[START RECORDED DATA]

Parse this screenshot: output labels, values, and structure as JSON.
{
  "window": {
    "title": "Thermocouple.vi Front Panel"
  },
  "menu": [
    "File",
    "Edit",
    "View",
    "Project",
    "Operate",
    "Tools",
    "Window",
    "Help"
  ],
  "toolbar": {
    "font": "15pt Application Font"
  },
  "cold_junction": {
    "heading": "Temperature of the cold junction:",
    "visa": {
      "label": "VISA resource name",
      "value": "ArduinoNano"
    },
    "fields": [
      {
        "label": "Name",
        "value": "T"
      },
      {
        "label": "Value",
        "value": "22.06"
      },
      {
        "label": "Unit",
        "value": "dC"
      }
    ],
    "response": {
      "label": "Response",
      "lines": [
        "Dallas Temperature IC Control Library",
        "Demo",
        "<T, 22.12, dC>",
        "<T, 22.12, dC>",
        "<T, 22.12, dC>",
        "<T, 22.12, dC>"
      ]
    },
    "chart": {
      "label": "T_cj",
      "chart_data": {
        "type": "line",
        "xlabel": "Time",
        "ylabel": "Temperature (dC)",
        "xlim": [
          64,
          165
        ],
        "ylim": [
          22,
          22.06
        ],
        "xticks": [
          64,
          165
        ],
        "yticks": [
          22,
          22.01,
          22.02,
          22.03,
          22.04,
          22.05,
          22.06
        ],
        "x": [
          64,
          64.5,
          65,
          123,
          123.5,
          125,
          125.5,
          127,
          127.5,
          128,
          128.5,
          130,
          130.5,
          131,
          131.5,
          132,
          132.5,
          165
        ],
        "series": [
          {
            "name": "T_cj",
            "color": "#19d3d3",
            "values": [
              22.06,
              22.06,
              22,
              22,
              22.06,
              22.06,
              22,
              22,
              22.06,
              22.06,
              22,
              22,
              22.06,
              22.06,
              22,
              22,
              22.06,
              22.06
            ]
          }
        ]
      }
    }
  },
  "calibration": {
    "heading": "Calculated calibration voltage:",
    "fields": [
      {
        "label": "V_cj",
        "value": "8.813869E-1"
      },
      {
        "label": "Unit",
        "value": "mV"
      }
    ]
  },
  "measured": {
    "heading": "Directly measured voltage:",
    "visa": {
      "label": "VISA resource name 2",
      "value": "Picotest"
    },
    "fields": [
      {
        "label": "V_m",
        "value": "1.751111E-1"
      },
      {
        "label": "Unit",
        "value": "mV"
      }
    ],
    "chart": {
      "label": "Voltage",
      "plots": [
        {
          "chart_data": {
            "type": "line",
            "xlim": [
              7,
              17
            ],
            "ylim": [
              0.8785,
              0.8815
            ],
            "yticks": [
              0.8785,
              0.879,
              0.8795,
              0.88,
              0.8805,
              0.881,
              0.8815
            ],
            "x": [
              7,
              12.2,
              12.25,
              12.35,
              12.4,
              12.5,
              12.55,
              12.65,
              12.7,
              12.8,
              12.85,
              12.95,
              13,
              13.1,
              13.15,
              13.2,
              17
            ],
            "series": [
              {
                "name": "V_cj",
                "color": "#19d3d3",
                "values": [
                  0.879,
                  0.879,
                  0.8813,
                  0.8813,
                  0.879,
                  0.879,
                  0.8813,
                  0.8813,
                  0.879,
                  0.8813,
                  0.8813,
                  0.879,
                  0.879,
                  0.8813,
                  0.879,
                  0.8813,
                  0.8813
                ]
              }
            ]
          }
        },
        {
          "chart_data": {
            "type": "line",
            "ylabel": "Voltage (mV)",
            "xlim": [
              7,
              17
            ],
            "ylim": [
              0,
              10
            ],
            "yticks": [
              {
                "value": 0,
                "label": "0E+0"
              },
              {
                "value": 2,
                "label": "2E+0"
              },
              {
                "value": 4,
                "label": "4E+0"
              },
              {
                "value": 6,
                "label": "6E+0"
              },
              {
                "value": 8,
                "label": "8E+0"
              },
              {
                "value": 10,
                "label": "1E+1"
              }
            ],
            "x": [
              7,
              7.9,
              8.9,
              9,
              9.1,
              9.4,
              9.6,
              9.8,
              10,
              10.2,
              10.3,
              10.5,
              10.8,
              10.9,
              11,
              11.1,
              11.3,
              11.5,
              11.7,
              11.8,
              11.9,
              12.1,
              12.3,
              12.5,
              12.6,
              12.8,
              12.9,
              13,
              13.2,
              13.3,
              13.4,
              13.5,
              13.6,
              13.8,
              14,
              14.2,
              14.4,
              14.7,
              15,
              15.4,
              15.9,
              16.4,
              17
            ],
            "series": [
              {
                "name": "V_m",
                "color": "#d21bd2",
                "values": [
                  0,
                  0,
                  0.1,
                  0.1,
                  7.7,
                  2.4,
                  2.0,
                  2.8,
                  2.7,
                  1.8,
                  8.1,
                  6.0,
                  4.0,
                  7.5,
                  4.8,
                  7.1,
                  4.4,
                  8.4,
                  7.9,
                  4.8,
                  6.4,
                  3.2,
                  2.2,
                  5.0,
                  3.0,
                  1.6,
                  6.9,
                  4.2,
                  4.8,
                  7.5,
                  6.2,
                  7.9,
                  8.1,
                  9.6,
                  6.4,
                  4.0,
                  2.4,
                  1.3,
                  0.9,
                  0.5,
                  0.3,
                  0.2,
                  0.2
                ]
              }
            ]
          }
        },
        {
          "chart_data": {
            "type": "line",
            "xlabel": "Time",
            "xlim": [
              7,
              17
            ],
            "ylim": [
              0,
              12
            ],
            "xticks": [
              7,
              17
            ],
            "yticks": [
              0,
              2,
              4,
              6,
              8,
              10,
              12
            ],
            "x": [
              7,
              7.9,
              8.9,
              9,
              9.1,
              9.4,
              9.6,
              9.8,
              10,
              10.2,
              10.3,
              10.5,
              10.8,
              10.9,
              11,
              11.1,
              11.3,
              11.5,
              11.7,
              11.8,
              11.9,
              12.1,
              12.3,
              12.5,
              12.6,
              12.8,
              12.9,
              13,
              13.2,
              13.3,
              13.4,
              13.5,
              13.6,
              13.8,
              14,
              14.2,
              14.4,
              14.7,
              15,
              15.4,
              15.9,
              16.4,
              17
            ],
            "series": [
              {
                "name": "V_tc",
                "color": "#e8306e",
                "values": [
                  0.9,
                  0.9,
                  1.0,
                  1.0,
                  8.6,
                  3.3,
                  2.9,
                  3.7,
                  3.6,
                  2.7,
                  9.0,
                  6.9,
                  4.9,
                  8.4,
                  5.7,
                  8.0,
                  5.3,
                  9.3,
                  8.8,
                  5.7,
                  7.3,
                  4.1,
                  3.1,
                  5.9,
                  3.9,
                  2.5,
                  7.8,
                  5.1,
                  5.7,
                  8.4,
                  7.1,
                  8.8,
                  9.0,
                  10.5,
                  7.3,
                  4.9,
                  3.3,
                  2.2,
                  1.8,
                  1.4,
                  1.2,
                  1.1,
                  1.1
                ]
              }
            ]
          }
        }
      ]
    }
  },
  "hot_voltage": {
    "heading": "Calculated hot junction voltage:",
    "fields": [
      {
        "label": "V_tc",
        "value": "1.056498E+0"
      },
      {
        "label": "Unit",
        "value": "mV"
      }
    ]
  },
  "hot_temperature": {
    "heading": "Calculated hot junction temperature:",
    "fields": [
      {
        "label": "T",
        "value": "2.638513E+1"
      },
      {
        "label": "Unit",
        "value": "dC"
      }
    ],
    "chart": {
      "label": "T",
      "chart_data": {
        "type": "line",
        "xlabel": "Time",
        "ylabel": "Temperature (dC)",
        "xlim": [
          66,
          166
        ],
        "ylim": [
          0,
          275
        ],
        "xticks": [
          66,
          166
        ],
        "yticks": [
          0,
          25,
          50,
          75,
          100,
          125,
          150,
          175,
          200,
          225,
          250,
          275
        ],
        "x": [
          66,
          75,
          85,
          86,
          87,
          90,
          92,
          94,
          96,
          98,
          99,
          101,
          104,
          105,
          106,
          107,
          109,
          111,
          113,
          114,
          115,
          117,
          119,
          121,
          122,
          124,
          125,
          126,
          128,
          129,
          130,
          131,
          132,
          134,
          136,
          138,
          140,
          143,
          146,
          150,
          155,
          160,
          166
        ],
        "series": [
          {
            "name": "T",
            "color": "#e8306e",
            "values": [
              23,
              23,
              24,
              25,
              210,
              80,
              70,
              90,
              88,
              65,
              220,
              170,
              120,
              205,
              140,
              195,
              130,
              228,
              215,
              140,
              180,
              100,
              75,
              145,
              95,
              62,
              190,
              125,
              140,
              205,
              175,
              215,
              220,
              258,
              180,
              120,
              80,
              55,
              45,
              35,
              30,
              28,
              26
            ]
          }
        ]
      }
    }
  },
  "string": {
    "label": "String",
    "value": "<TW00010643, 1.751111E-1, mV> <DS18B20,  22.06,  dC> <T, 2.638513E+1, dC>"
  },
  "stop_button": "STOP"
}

[END RECORDED DATA]

*SET PROBLEM*:
Report how many lines of the records above contain the word "calibration", giving only the number.

*ANSWER FOR THE TASK*:
2